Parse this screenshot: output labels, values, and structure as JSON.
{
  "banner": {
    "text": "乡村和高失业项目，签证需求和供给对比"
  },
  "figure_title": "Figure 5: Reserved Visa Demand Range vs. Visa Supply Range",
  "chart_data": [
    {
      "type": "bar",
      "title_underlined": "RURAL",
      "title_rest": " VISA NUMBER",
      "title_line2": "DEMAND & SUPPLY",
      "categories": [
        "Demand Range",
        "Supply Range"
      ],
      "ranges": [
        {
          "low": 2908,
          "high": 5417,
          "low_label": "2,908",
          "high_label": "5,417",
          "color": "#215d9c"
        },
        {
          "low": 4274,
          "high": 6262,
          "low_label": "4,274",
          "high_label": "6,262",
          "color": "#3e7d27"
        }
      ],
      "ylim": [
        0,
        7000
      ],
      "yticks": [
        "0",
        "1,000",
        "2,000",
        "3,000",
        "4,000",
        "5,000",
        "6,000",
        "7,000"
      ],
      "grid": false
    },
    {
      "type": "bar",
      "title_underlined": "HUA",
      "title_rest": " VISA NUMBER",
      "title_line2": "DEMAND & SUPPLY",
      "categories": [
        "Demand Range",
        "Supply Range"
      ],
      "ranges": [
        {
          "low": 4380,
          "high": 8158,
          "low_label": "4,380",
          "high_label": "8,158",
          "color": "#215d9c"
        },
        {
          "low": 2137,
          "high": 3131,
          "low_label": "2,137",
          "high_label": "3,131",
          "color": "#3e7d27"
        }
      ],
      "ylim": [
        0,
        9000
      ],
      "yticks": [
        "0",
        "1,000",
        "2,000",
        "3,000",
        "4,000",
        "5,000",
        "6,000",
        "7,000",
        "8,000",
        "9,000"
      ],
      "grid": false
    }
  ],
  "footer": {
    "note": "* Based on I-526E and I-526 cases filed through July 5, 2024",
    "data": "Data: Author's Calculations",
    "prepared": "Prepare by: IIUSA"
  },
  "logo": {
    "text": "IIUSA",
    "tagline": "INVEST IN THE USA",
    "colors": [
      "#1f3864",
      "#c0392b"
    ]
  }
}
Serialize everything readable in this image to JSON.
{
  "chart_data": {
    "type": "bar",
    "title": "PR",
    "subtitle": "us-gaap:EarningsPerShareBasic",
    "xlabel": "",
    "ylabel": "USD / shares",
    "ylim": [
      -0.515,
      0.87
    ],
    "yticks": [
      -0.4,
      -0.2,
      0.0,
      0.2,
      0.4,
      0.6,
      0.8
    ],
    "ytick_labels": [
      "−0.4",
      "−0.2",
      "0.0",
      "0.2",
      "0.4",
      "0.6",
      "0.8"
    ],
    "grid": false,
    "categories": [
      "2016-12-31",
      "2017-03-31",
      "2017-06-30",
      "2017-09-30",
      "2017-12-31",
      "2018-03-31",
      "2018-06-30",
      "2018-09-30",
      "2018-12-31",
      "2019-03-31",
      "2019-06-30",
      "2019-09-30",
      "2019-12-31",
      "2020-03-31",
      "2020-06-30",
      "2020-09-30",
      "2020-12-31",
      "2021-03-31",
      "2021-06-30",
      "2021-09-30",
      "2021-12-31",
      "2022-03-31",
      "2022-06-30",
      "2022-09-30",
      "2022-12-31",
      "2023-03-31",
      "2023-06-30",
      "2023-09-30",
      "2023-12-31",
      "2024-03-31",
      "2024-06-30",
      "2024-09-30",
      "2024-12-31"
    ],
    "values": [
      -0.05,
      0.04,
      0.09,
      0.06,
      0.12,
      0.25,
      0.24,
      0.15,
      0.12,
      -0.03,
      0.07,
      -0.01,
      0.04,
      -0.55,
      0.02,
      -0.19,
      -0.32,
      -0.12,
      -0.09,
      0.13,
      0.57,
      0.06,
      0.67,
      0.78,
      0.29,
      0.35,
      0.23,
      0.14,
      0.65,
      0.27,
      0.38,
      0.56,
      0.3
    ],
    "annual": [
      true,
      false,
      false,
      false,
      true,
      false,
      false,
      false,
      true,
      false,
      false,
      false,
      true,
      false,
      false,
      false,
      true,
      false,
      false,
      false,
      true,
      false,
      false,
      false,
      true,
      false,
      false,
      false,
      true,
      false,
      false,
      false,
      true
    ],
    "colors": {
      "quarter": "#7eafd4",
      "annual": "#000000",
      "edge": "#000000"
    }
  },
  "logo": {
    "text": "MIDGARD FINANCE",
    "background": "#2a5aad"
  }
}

•••

What is asked: Each line of the material should be duplicated exactly, please.

Answer to this problem:
Parse this screenshot: output labels, values, and structure as JSON.
{
  "banner": {
    "text": "乡村和高失业项目，签证需求和供给对比"
  },
  "figure_title": "Figure 5: Reserved Visa Demand Range vs. Visa Supply Range",
  "chart_data": [
    {
      "type": "bar",
      "title_underlined": "RURAL",
      "title_rest": " VISA NUMBER",
      "title_line2": "DEMAND & SUPPLY",
      "categories": [
        "Demand Range",
        "Supply Range"
      ],
      "ranges": [
        {
          "low": 2908,
          "high": 5417,
          "low_label": "2,908",
          "high_label": "5,417",
          "color": "#215d9c"
        },
        {
          "low": 4274,
          "high": 6262,
          "low_label": "4,274",
          "high_label": "6,262",
          "color": "#3e7d27"
        }
      ],
      "ylim": [
        0,
        7000
      ],
      "yticks": [
        "0",
        "1,000",
        "2,000",
        "3,000",
        "4,000",
        "5,000",
        "6,000",
        "7,000"
      ],
      "grid": false
    },
    {
      "type": "bar",
      "title_underlined": "HUA",
      "title_rest": " VISA NUMBER",
      "title_line2": "DEMAND & SUPPLY",
      "categories": [
        "Demand Range",
        "Supply Range"
      ],
      "ranges": [
        {
          "low": 4380,
          "high": 8158,
          "low_label": "4,380",
          "high_label": "8,158",
          "color": "#215d9c"
        },
        {
          "low": 2137,
          "high": 3131,
          "low_label": "2,137",
          "high_label": "3,131",
          "color": "#3e7d27"
        }
      ],
      "ylim": [
        0,
        9000
      ],
      "yticks": [
        "0",
        "1,000",
        "2,000",
        "3,000",
        "4,000",
        "5,000",
        "6,000",
        "7,000",
        "8,000",
        "9,000"
      ],
      "grid": false
    }
  ],
  "footer": {
    "note": "* Based on I-526E and I-526 cases filed through July 5, 2024",
    "data": "Data: Author's Calculations",
    "prepared": "Prepare by: IIUSA"
  },
  "logo": {
    "text": "IIUSA",
    "tagline": "INVEST IN THE USA",
    "colors": [
      "#1f3864",
      "#c0392b"
    ]
  }
}
Serialize everything readable in this image to JSON.
{
  "chart_data": {
    "type": "bar",
    "title": "PR",
    "subtitle": "us-gaap:EarningsPerShareBasic",
    "xlabel": "",
    "ylabel": "USD / shares",
    "ylim": [
      -0.515,
      0.87
    ],
    "yticks": [
      -0.4,
      -0.2,
      0.0,
      0.2,
      0.4,
      0.6,
      0.8
    ],
    "ytick_labels": [
      "−0.4",
      "−0.2",
      "0.0",
      "0.2",
      "0.4",
      "0.6",
      "0.8"
    ],
    "grid": false,
    "categories": [
      "2016-12-31",
      "2017-03-31",
      "2017-06-30",
      "2017-09-30",
      "2017-12-31",
      "2018-03-31",
      "2018-06-30",
      "2018-09-30",
      "2018-12-31",
      "2019-03-31",
      "2019-06-30",
      "2019-09-30",
      "2019-12-31",
      "2020-03-31",
      "2020-06-30",
      "2020-09-30",
      "2020-12-31",
      "2021-03-31",
      "2021-06-30",
      "2021-09-30",
      "2021-12-31",
      "2022-03-31",
      "2022-06-30",
      "2022-09-30",
      "2022-12-31",
      "2023-03-31",
      "2023-06-30",
      "2023-09-30",
      "2023-12-31",
      "2024-03-31",
      "2024-06-30",
      "2024-09-30",
      "2024-12-31"
    ],
    "values": [
      -0.05,
      0.04,
      0.09,
      0.06,
      0.12,
      0.25,
      0.24,
      0.15,
      0.12,
      -0.03,
      0.07,
      -0.01,
      0.04,
      -0.55,
      0.02,
      -0.19,
      -0.32,
      -0.12,
      -0.09,
      0.13,
      0.57,
      0.06,
      0.67,
      0.78,
      0.29,
      0.35,
      0.23,
      0.14,
      0.65,
      0.27,
      0.38,
      0.56,
      0.3
    ],
    "annual": [
      true,
      false,
      false,
      false,
      true,
      false,
      false,
      false,
      true,
      false,
      false,
      false,
      true,
      false,
      false,
      false,
      true,
      false,
      false,
      false,
      true,
      false,
      false,
      false,
      true,
      false,
      false,
      false,
      true,
      false,
      false,
      false,
      true
    ],
    "colors": {
      "quarter": "#7eafd4",
      "annual": "#000000",
      "edge": "#000000"
    }
  },
  "logo": {
    "text": "MIDGARD FINANCE",
    "background": "#2a5aad"
  }
}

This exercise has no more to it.